---------- Data provided
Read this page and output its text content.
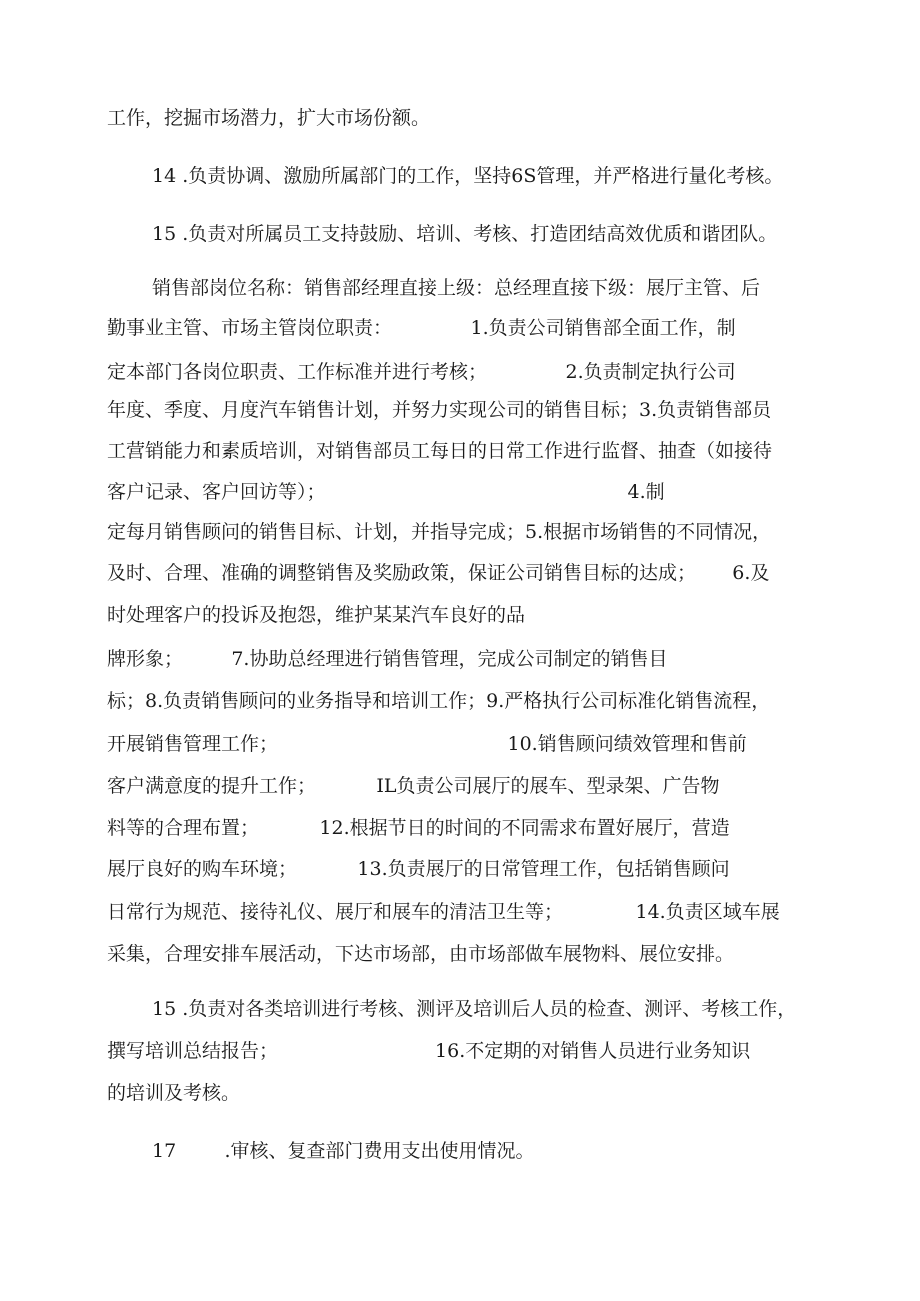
工作，挖掘市场潜力，扩大市场份额。

14 .负责协调、激励所属部门的工作，坚持6S管理，并严格进行量化考核。

15 .负责对所属员工支持鼓励、培训、考核、打造团结高效优质和谐团队。

销售部岗位名称：销售部经理直接上级：总经理直接下级：展厅主管、后

勤事业主管、市场主管岗位职责：             1.负责公司销售部全面工作，制

定本部门各岗位职责、工作标准并进行考核；             2.负责制定执行公司

年度、季度、月度汽车销售计划，并努力实现公司的销售目标；3.负责销售部员

工营销能力和素质培训，对销售部员工每日的日常工作进行监督、抽查（如接待

客户记录、客户回访等）；                                                  4.制

定每月销售顾问的销售目标、计划，并指导完成；5.根据市场销售的不同情况，

及时、合理、准确的调整销售及奖励政策，保证公司销售目标的达成；      6.及

时处理客户的投诉及抱怨，维护某某汽车良好的品

牌形象；        7.协助总经理进行销售管理，完成公司制定的销售目

标；8.负责销售顾问的业务指导和培训工作；9.严格执行公司标准化销售流程，

开展销售管理工作；                                      10.销售顾问绩效管理和售前

客户满意度的提升工作；          IL负责公司展厅的展车、型录架、广告物

料等的合理布置；          12.根据节日的时间的不同需求布置好展厅，营造

展厅良好的购车环境；          13.负责展厅的日常管理工作，包括销售顾问

日常行为规范、接待礼仪、展厅和展车的清洁卫生等；            14.负责区域车展

采集，合理安排车展活动，下达市场部，由市场部做车展物料、展位安排。

15 .负责对各类培训进行考核、测评及培训后人员的检查、测评、考核工作，

撰写培训总结报告；                          16.不定期的对销售人员进行业务知识

的培训及考核。

17        .审核、复查部门费用支出使用情况。
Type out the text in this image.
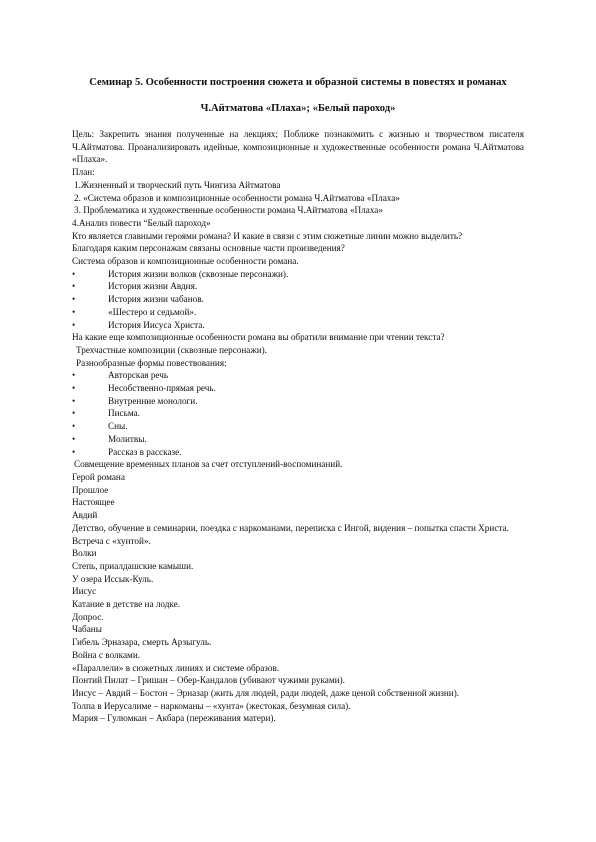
Семинар 5. Особенности построения сюжета и образной системы в повестях и романах Ч.Айтматова «Плаха»; «Белый пароход»

Цель: Закрепить знания полученные на лекциях; Поближе познакомить с жизнью и творчеством писателя Ч.Айтматова. Проанализировать идейные, композиционные и художественные особенности романа Ч.Айтматова «Плаха».

План:

1.Жизненный и творческий путь Чингиза Айтматова

2. «Система образов и композиционные особенности романа Ч.Айтматова «Плаха»

3. Проблематика и художественные особенности романа Ч.Айтматова «Плаха»

4.Анализ повести “Белый пароход»

Кто является главными героями романа? И какие в связи с этим сюжетные линии можно выделить?

Благодаря каким персонажам связаны основные части произведения?

Система образов и композиционные особенности романа.

• История жизни волков (сквозные персонажи).
• История жизни Авдия.
• История жизни чабанов.
• «Шестеро и седьмой».
• История Иисуса Христа.

На какие еще композиционные особенности романа вы обратили внимание при чтении текста?

Трехчастные композиции (сквозные персонажи).

Разнообразные формы повествования:

• Авторская речь
• Несобственно-прямая речь.
• Внутренние монологи.
• Письма.
• Сны.
• Молитвы.
• Рассказ в рассказе.

Совмещение временных планов за счет отступлений-воспоминаний.

Герой романа

Прошлое

Настоящее

Авдий

Детство, обучение в семинарии, поездка с наркоманами, переписка с Ингой, видения – попытка спасти Христа.

Встреча с «хунтой».

Волки

Степь, приалдашские камыши.

У озера Иссык-Куль.

Иисус

Катание в детстве на лодке.

Допрос.

Чабаны

Гибель Эрназара, смерть Арзыгуль.

Война с волками.

«Параллели» в сюжетных линиях и системе образов.

Понтий Пилат – Гришан – Обер-Кандалов (убивают чужими руками).

Иисус – Авдий – Бостон – Эрназар (жить для людей, ради людей, даже ценой собственной жизни).

Толпа в Иерусалиме – наркоманы – «хунта» (жестокая, безумная сила).

Мария – Гулюмкан – Акбара (переживания матери).
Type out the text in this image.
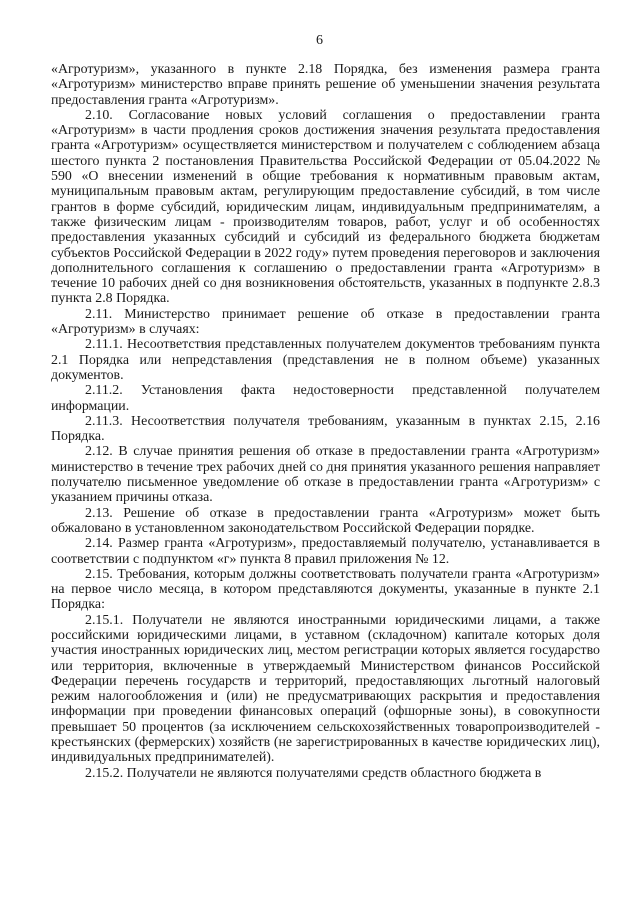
6

«Агротуризм», указанного в пункте 2.18 Порядка, без изменения размера гранта «Агротуризм» министерство вправе принять решение об уменьшении значения результата предоставления гранта «Агротуризм».

2.10. Согласование новых условий соглашения о предоставлении гранта «Агротуризм» в части продления сроков достижения значения результата предоставления гранта «Агротуризм» осуществляется министерством и получателем с соблюдением абзаца шестого пункта 2 постановления Правительства Российской Федерации от 05.04.2022 № 590 «О внесении изменений в общие требования к нормативным правовым актам, муниципальным правовым актам, регулирующим предоставление субсидий, в том числе грантов в форме субсидий, юридическим лицам, индивидуальным предпринимателям, а также физическим лицам - производителям товаров, работ, услуг и об особенностях предоставления указанных субсидий и субсидий из федерального бюджета бюджетам субъектов Российской Федерации в 2022 году» путем проведения переговоров и заключения дополнительного соглашения к соглашению о предоставлении гранта «Агротуризм» в течение 10 рабочих дней со дня возникновения обстоятельств, указанных в подпункте 2.8.3 пункта 2.8 Порядка.

2.11. Министерство принимает решение об отказе в предоставлении гранта «Агротуризм» в случаях:

2.11.1. Несоответствия представленных получателем документов требованиям пункта 2.1 Порядка или непредставления (представления не в полном объеме) указанных документов.

2.11.2. Установления факта недостоверности представленной получателем информации.

2.11.3. Несоответствия получателя требованиям, указанным в пунктах 2.15, 2.16 Порядка.

2.12. В случае принятия решения об отказе в предоставлении гранта «Агротуризм» министерство в течение трех рабочих дней со дня принятия указанного решения направляет получателю письменное уведомление об отказе в предоставлении гранта «Агротуризм» с указанием причины отказа.

2.13. Решение об отказе в предоставлении гранта «Агротуризм» может быть обжаловано в установленном законодательством Российской Федерации порядке.

2.14. Размер гранта «Агротуризм», предоставляемый получателю, устанавливается в соответствии с подпунктом «г» пункта 8 правил приложения № 12.

2.15. Требования, которым должны соответствовать получатели гранта «Агротуризм» на первое число месяца, в котором представляются документы, указанные в пункте 2.1 Порядка:

2.15.1. Получатели не являются иностранными юридическими лицами, а также российскими юридическими лицами, в уставном (складочном) капитале которых доля участия иностранных юридических лиц, местом регистрации которых является государство или территория, включенные в утверждаемый Министерством финансов Российской Федерации перечень государств и территорий, предоставляющих льготный налоговый режим налогообложения и (или) не предусматривающих раскрытия и предоставления информации при проведении финансовых операций (офшорные зоны), в совокупности превышает 50 процентов (за исключением сельскохозяйственных товаропроизводителей - крестьянских (фермерских) хозяйств (не зарегистрированных в качестве юридических лиц), индивидуальных предпринимателей).

2.15.2. Получатели не являются получателями средств областного бюджета в
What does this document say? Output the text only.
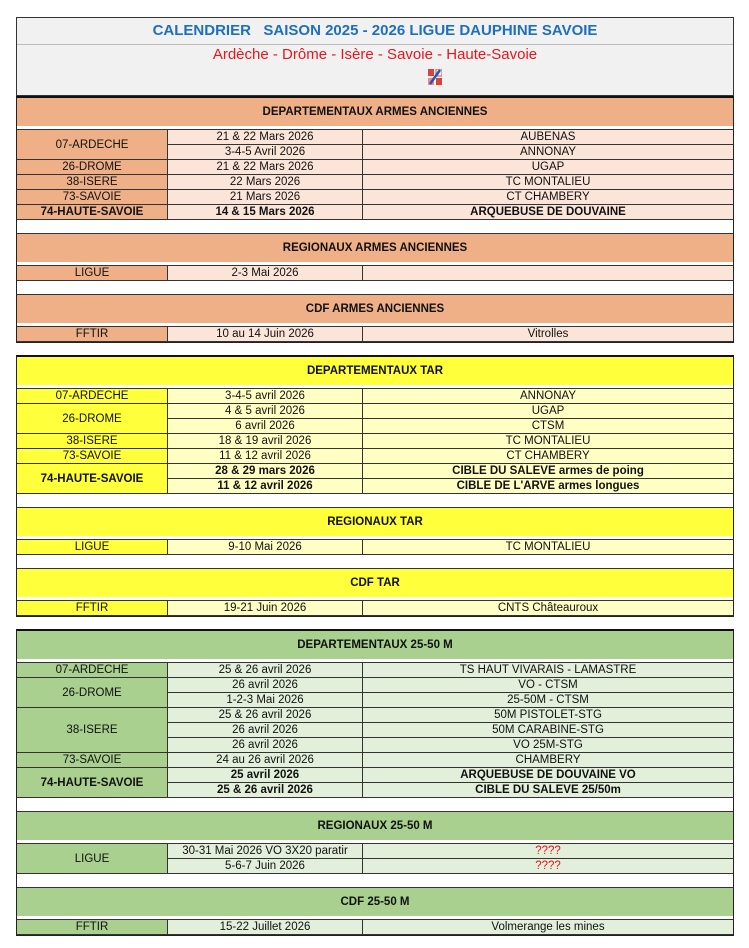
CALENDRIER   SAISON 2025 - 2026 LIGUE DAUPHINE SAVOIE
Ardèche - Drôme - Isère - Savoie - Haute-Savoie
DEPARTEMENTAUX ARMES ANCIENNES
07-ARDECHE
21 & 22 Mars 2026	AUBENAS
3-4-5 Avril 2026	ANNONAY
26-DROME	21 & 22 Mars 2026	UGAP
38-ISERE	22 Mars 2026	TC MONTALIEU
73-SAVOIE	21 Mars 2026	CT CHAMBERY
74-HAUTE-SAVOIE	14 & 15 Mars 2026	ARQUEBUSE DE DOUVAINE
REGIONAUX ARMES ANCIENNES
LIGUE	2-3 Mai 2026
CDF ARMES ANCIENNES
FFTIR	10 au 14 Juin 2026	Vitrolles
DEPARTEMENTAUX TAR
07-ARDECHE	3-4-5 avril 2026	ANNONAY
26-DROME
4 & 5 avril 2026	UGAP
6 avril 2026	CTSM
38-ISERE	18 & 19 avril 2026	TC MONTALIEU
73-SAVOIE	11 & 12 avril 2026	CT CHAMBERY
74-HAUTE-SAVOIE
28 & 29 mars 2026	CIBLE DU SALEVE armes de poing
11 & 12 avril 2026	CIBLE DE L'ARVE armes longues
REGIONAUX TAR
LIGUE	9-10 Mai 2026	TC MONTALIEU
CDF TAR
FFTIR	19-21 Juin 2026	CNTS Châteauroux
DEPARTEMENTAUX 25-50 M
07-ARDECHE	25 & 26 avril 2026	TS HAUT VIVARAIS - LAMASTRE
26-DROME
26 avril 2026	VO - CTSM
1-2-3 Mai 2026	25-50M - CTSM
38-ISERE
25 & 26 avril 2026	50M PISTOLET-STG
26 avril 2026	50M CARABINE-STG
26 avril 2026	VO 25M-STG
73-SAVOIE	24 au 26 avril 2026	CHAMBERY
74-HAUTE-SAVOIE
25 avril 2026	ARQUEBUSE DE DOUVAINE VO
25 & 26 avril 2026	CIBLE DU SALEVE 25/50m
REGIONAUX 25-50 M
LIGUE
30-31 Mai 2026 VO 3X20 paratir	????
5-6-7 Juin 2026	????
CDF 25-50 M
FFTIR	15-22 Juillet 2026	Volmerange les mines
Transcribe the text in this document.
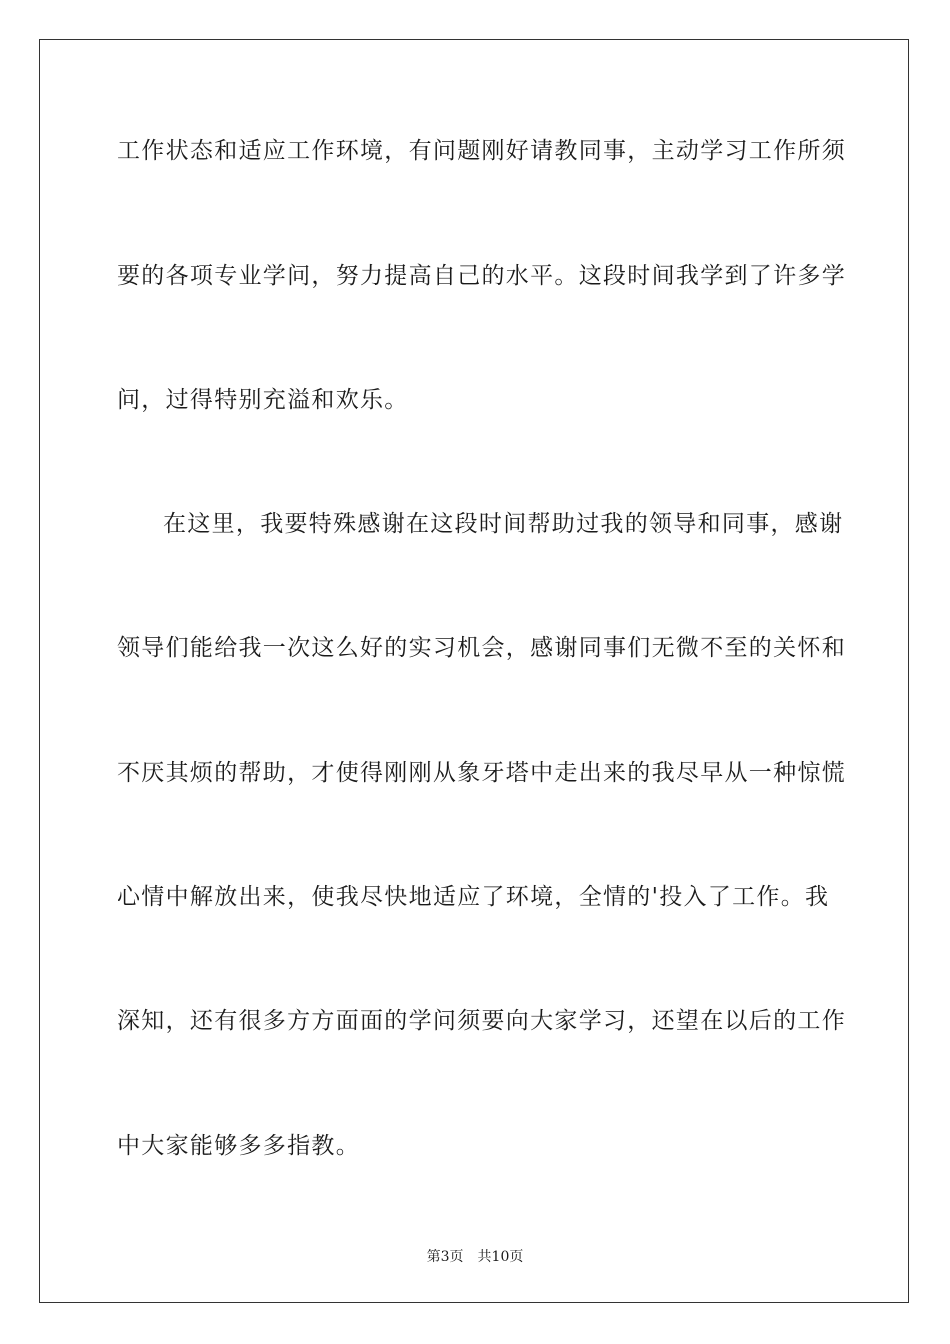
工作状态和适应工作环境，有问题刚好请教同事，主动学习工作所须
要的各项专业学问，努力提高自己的水平。这段时间我学到了许多学
问，过得特别充溢和欢乐。
在这里，我要特殊感谢在这段时间帮助过我的领导和同事，感谢
领导们能给我一次这么好的实习机会，感谢同事们无微不至的关怀和
不厌其烦的帮助，才使得刚刚从象牙塔中走出来的我尽早从一种惊慌
心情中解放出来，使我尽快地适应了环境，全情的'投入了工作。我
深知，还有很多方方面面的学问须要向大家学习，还望在以后的工作
中大家能够多多指教。
第3页 共10页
--------------------
▶ Given task: Your answer should be only the number of lines that hold the word "FFTIR".

▶ Answer to this problem: 3